***** DATASET CONTENT *****
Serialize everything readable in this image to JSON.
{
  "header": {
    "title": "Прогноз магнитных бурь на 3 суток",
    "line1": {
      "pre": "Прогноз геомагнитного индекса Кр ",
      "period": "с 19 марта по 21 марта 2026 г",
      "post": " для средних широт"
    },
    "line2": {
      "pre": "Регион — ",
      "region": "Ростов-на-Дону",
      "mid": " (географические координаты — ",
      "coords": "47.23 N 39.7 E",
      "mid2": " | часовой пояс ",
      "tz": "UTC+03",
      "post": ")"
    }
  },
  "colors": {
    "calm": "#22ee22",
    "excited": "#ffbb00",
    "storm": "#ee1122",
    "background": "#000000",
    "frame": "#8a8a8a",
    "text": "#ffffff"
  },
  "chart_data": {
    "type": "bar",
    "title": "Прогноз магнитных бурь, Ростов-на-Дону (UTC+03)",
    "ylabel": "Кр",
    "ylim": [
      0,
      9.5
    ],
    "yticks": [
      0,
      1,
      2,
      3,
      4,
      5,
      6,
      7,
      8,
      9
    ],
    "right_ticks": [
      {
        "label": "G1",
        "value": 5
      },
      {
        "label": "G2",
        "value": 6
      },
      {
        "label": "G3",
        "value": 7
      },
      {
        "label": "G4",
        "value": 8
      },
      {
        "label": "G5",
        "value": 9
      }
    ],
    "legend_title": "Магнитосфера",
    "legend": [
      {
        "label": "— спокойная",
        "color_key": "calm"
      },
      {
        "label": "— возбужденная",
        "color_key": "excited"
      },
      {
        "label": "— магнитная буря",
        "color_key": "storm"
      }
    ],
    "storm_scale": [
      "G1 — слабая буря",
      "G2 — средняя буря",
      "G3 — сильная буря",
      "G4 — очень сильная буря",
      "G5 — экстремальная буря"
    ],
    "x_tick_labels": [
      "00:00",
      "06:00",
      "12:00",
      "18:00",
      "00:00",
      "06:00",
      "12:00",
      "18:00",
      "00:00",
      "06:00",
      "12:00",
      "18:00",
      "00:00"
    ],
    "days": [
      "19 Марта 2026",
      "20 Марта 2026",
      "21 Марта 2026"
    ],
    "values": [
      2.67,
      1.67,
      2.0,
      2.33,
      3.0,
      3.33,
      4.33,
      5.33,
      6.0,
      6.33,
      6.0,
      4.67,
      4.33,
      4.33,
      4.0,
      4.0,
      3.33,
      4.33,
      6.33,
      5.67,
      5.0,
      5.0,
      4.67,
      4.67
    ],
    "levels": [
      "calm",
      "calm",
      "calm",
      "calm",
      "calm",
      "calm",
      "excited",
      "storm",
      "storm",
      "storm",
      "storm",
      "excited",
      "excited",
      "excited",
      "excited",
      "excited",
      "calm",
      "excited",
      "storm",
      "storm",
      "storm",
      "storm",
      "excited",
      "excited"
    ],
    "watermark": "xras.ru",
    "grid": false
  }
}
*****
__TASK DETAILS__: Repeat each record exactly. Omit nothing.

__THE ANSWER__:
Serialize everything readable in this image to JSON.
{
  "header": {
    "title": "Прогноз магнитных бурь на 3 суток",
    "line1": {
      "pre": "Прогноз геомагнитного индекса Кр ",
      "period": "с 19 марта по 21 марта 2026 г",
      "post": " для средних широт"
    },
    "line2": {
      "pre": "Регион — ",
      "region": "Ростов-на-Дону",
      "mid": " (географические координаты — ",
      "coords": "47.23 N 39.7 E",
      "mid2": " | часовой пояс ",
      "tz": "UTC+03",
      "post": ")"
    }
  },
  "colors": {
    "calm": "#22ee22",
    "excited": "#ffbb00",
    "storm": "#ee1122",
    "background": "#000000",
    "frame": "#8a8a8a",
    "text": "#ffffff"
  },
  "chart_data": {
    "type": "bar",
    "title": "Прогноз магнитных бурь, Ростов-на-Дону (UTC+03)",
    "ylabel": "Кр",
    "ylim": [
      0,
      9.5
    ],
    "yticks": [
      0,
      1,
      2,
      3,
      4,
      5,
      6,
      7,
      8,
      9
    ],
    "right_ticks": [
      {
        "label": "G1",
        "value": 5
      },
      {
        "label": "G2",
        "value": 6
      },
      {
        "label": "G3",
        "value": 7
      },
      {
        "label": "G4",
        "value": 8
      },
      {
        "label": "G5",
        "value": 9
      }
    ],
    "legend_title": "Магнитосфера",
    "legend": [
      {
        "label": "— спокойная",
        "color_key": "calm"
      },
      {
        "label": "— возбужденная",
        "color_key": "excited"
      },
      {
        "label": "— магнитная буря",
        "color_key": "storm"
      }
    ],
    "storm_scale": [
      "G1 — слабая буря",
      "G2 — средняя буря",
      "G3 — сильная буря",
      "G4 — очень сильная буря",
      "G5 — экстремальная буря"
    ],
    "x_tick_labels": [
      "00:00",
      "06:00",
      "12:00",
      "18:00",
      "00:00",
      "06:00",
      "12:00",
      "18:00",
      "00:00",
      "06:00",
      "12:00",
      "18:00",
      "00:00"
    ],
    "days": [
      "19 Марта 2026",
      "20 Марта 2026",
      "21 Марта 2026"
    ],
    "values": [
      2.67,
      1.67,
      2.0,
      2.33,
      3.0,
      3.33,
      4.33,
      5.33,
      6.0,
      6.33,
      6.0,
      4.67,
      4.33,
      4.33,
      4.0,
      4.0,
      3.33,
      4.33,
      6.33,
      5.67,
      5.0,
      5.0,
      4.67,
      4.67
    ],
    "levels": [
      "calm",
      "calm",
      "calm",
      "calm",
      "calm",
      "calm",
      "excited",
      "storm",
      "storm",
      "storm",
      "storm",
      "excited",
      "excited",
      "excited",
      "excited",
      "excited",
      "calm",
      "excited",
      "storm",
      "storm",
      "storm",
      "storm",
      "excited",
      "excited"
    ],
    "watermark": "xras.ru",
    "grid": false
  }
}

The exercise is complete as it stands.